## ROWS
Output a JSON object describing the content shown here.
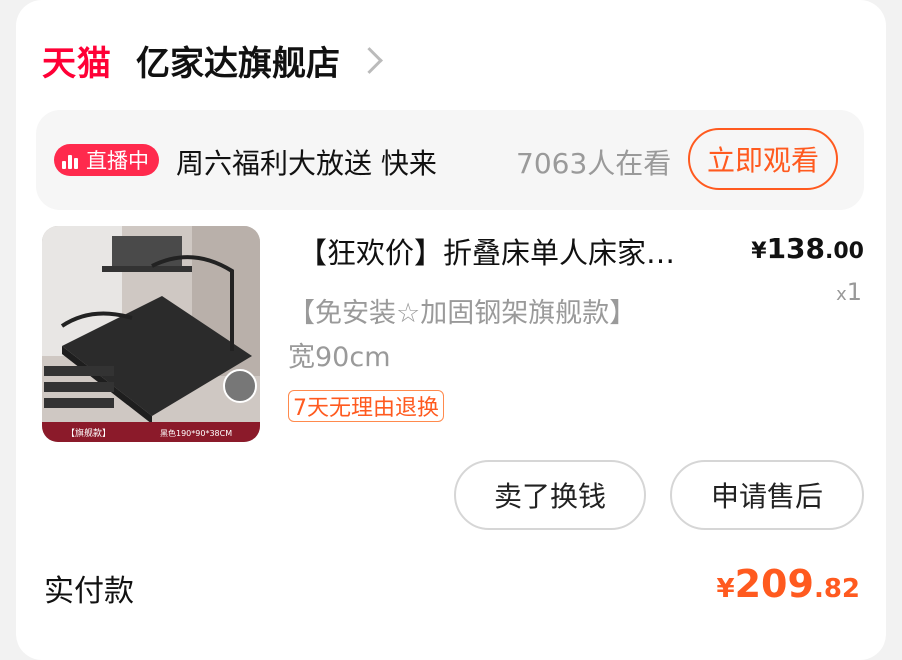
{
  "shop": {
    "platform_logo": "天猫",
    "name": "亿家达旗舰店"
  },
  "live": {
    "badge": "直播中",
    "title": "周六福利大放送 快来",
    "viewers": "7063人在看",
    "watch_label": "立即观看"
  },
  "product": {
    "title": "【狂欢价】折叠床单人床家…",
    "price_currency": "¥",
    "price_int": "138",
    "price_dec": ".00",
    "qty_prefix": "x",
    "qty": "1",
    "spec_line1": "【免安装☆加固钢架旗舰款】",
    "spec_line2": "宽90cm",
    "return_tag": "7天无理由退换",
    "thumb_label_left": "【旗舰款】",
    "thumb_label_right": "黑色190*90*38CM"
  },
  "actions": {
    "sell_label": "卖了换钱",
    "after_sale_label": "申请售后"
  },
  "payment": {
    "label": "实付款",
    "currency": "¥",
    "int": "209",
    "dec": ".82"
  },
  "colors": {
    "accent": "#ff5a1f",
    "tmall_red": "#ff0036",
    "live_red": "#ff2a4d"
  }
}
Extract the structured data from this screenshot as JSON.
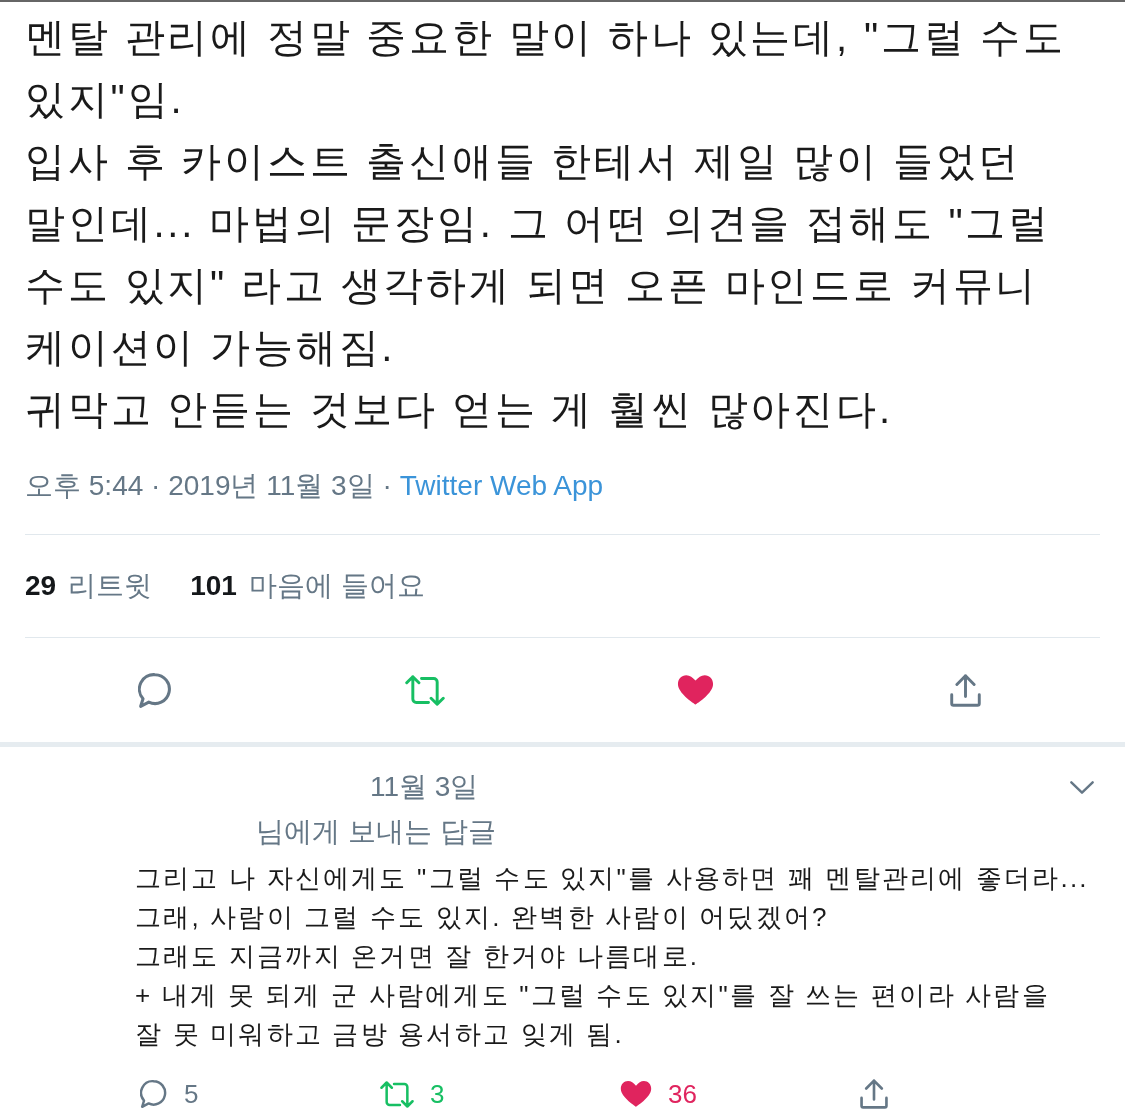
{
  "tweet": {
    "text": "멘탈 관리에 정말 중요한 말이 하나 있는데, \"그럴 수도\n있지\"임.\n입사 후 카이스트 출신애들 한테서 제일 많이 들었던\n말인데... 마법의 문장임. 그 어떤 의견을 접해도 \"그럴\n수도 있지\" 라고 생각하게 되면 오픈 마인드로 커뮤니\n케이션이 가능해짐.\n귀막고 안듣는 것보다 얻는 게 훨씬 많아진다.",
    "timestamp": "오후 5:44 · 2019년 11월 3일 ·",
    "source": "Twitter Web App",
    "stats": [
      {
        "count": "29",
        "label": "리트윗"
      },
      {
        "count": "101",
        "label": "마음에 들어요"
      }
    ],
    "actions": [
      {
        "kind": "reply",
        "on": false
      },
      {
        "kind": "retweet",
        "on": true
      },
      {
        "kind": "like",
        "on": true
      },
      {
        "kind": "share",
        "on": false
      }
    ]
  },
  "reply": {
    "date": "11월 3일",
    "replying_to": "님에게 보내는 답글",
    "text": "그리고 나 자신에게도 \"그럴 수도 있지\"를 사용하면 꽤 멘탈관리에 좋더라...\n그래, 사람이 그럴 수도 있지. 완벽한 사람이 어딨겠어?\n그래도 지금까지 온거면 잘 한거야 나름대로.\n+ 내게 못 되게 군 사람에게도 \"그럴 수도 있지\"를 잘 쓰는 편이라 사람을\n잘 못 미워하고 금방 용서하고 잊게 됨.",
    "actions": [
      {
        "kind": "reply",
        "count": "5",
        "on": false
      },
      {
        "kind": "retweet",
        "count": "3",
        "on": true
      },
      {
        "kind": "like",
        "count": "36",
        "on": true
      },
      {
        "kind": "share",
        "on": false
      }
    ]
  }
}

## WORK INSTRUCTIONS
Take the entries shown above and quote them verbatim, passing over the pictures.

## ANSWER TO THIS PROBLEM
Output a JSON object describing the content shown here.
{
  "shop": {
    "platform_logo": "天猫",
    "name": "亿家达旗舰店"
  },
  "live": {
    "badge": "直播中",
    "title": "周六福利大放送 快来",
    "viewers": "7063人在看",
    "watch_label": "立即观看"
  },
  "product": {
    "title": "【狂欢价】折叠床单人床家…",
    "price_currency": "¥",
    "price_int": "138",
    "price_dec": ".00",
    "qty_prefix": "x",
    "qty": "1",
    "spec_line1": "【免安装☆加固钢架旗舰款】",
    "spec_line2": "宽90cm",
    "return_tag": "7天无理由退换",
    "thumb_label_left": "【旗舰款】",
    "thumb_label_right": "黑色190*90*38CM"
  },
  "actions": {
    "sell_label": "卖了换钱",
    "after_sale_label": "申请售后"
  },
  "payment": {
    "label": "实付款",
    "currency": "¥",
    "int": "209",
    "dec": ".82"
  },
  "colors": {
    "accent": "#ff5a1f",
    "tmall_red": "#ff0036",
    "live_red": "#ff2a4d"
  }
}
Extract the structured data from this screenshot as JSON.
{
  "tweet": {
    "text": "멘탈 관리에 정말 중요한 말이 하나 있는데, \"그럴 수도\n있지\"임.\n입사 후 카이스트 출신애들 한테서 제일 많이 들었던\n말인데... 마법의 문장임. 그 어떤 의견을 접해도 \"그럴\n수도 있지\" 라고 생각하게 되면 오픈 마인드로 커뮤니\n케이션이 가능해짐.\n귀막고 안듣는 것보다 얻는 게 훨씬 많아진다.",
    "timestamp": "오후 5:44 · 2019년 11월 3일 ·",
    "source": "Twitter Web App",
    "stats": [
      {
        "count": "29",
        "label": "리트윗"
      },
      {
        "count": "101",
        "label": "마음에 들어요"
      }
    ],
    "actions": [
      {
        "kind": "reply",
        "on": false
      },
      {
        "kind": "retweet",
        "on": true
      },
      {
        "kind": "like",
        "on": true
      },
      {
        "kind": "share",
        "on": false
      }
    ]
  },
  "reply": {
    "date": "11월 3일",
    "replying_to": "님에게 보내는 답글",
    "text": "그리고 나 자신에게도 \"그럴 수도 있지\"를 사용하면 꽤 멘탈관리에 좋더라...\n그래, 사람이 그럴 수도 있지. 완벽한 사람이 어딨겠어?\n그래도 지금까지 온거면 잘 한거야 나름대로.\n+ 내게 못 되게 군 사람에게도 \"그럴 수도 있지\"를 잘 쓰는 편이라 사람을\n잘 못 미워하고 금방 용서하고 잊게 됨.",
    "actions": [
      {
        "kind": "reply",
        "count": "5",
        "on": false
      },
      {
        "kind": "retweet",
        "count": "3",
        "on": true
      },
      {
        "kind": "like",
        "count": "36",
        "on": true
      },
      {
        "kind": "share",
        "on": false
      }
    ]
  }
}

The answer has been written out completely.